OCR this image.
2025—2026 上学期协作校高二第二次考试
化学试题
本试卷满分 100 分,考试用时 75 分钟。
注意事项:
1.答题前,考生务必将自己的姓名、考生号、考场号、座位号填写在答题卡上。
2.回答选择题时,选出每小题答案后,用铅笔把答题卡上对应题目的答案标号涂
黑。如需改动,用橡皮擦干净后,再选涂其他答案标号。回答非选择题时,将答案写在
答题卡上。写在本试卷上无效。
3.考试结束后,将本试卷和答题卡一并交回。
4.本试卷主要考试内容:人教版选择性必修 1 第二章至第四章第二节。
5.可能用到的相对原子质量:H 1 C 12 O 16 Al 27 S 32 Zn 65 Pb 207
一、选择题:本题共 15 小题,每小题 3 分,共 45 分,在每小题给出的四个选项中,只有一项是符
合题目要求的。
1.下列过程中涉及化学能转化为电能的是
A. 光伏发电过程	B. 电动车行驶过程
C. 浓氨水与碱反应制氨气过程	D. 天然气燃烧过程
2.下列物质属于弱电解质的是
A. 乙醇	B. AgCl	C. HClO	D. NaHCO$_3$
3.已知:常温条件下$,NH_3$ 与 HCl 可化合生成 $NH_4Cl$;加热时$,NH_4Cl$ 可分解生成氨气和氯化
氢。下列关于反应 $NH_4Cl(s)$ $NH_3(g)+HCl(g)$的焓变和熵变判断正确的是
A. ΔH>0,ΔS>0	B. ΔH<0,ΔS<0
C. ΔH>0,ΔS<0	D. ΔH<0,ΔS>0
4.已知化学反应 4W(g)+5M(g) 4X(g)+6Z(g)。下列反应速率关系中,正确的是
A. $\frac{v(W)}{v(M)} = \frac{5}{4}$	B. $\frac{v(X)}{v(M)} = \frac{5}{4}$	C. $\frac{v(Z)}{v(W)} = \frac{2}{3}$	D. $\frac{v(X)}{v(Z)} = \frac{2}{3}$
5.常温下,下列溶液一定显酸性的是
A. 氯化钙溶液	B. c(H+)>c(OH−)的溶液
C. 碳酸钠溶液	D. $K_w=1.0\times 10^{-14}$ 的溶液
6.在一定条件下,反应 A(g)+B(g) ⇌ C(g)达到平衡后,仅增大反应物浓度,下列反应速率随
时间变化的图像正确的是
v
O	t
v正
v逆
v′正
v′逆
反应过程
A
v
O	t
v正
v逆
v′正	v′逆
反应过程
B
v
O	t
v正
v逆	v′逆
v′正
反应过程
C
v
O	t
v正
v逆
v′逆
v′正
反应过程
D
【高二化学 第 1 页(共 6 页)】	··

### Problem statement
Would you reproduce all the entries exactly?

### Solution
OCR this image.
2025—2026 上学期协作校高二第二次考试
化学试题
本试卷满分 100 分,考试用时 75 分钟。
注意事项:
1.答题前,考生务必将自己的姓名、考生号、考场号、座位号填写在答题卡上。
2.回答选择题时,选出每小题答案后,用铅笔把答题卡上对应题目的答案标号涂
黑。如需改动,用橡皮擦干净后,再选涂其他答案标号。回答非选择题时,将答案写在
答题卡上。写在本试卷上无效。
3.考试结束后,将本试卷和答题卡一并交回。
4.本试卷主要考试内容:人教版选择性必修 1 第二章至第四章第二节。
5.可能用到的相对原子质量:H 1 C 12 O 16 Al 27 S 32 Zn 65 Pb 207
一、选择题:本题共 15 小题,每小题 3 分,共 45 分,在每小题给出的四个选项中,只有一项是符
合题目要求的。
1.下列过程中涉及化学能转化为电能的是
A. 光伏发电过程	B. 电动车行驶过程
C. 浓氨水与碱反应制氨气过程	D. 天然气燃烧过程
2.下列物质属于弱电解质的是
A. 乙醇	B. AgCl	C. HClO	D. NaHCO$_3$
3.已知:常温条件下$,NH_3$ 与 HCl 可化合生成 $NH_4Cl$;加热时$,NH_4Cl$ 可分解生成氨气和氯化
氢。下列关于反应 $NH_4Cl(s)$ $NH_3(g)+HCl(g)$的焓变和熵变判断正确的是
A. ΔH>0,ΔS>0	B. ΔH<0,ΔS<0
C. ΔH>0,ΔS<0	D. ΔH<0,ΔS>0
4.已知化学反应 4W(g)+5M(g) 4X(g)+6Z(g)。下列反应速率关系中,正确的是
A. $\frac{v(W)}{v(M)} = \frac{5}{4}$	B. $\frac{v(X)}{v(M)} = \frac{5}{4}$	C. $\frac{v(Z)}{v(W)} = \frac{2}{3}$	D. $\frac{v(X)}{v(Z)} = \frac{2}{3}$
5.常温下,下列溶液一定显酸性的是
A. 氯化钙溶液	B. c(H+)>c(OH−)的溶液
C. 碳酸钠溶液	D. $K_w=1.0\times 10^{-14}$ 的溶液
6.在一定条件下,反应 A(g)+B(g) ⇌ C(g)达到平衡后,仅增大反应物浓度,下列反应速率随
时间变化的图像正确的是
v
O	t
v正
v逆
v′正
v′逆
反应过程
A
v
O	t
v正
v逆
v′正	v′逆
反应过程
B
v
O	t
v正
v逆	v′逆
v′正
反应过程
C
v
O	t
v正
v逆
v′逆
v′正
反应过程
D
【高二化学 第 1 页(共 6 页)】	··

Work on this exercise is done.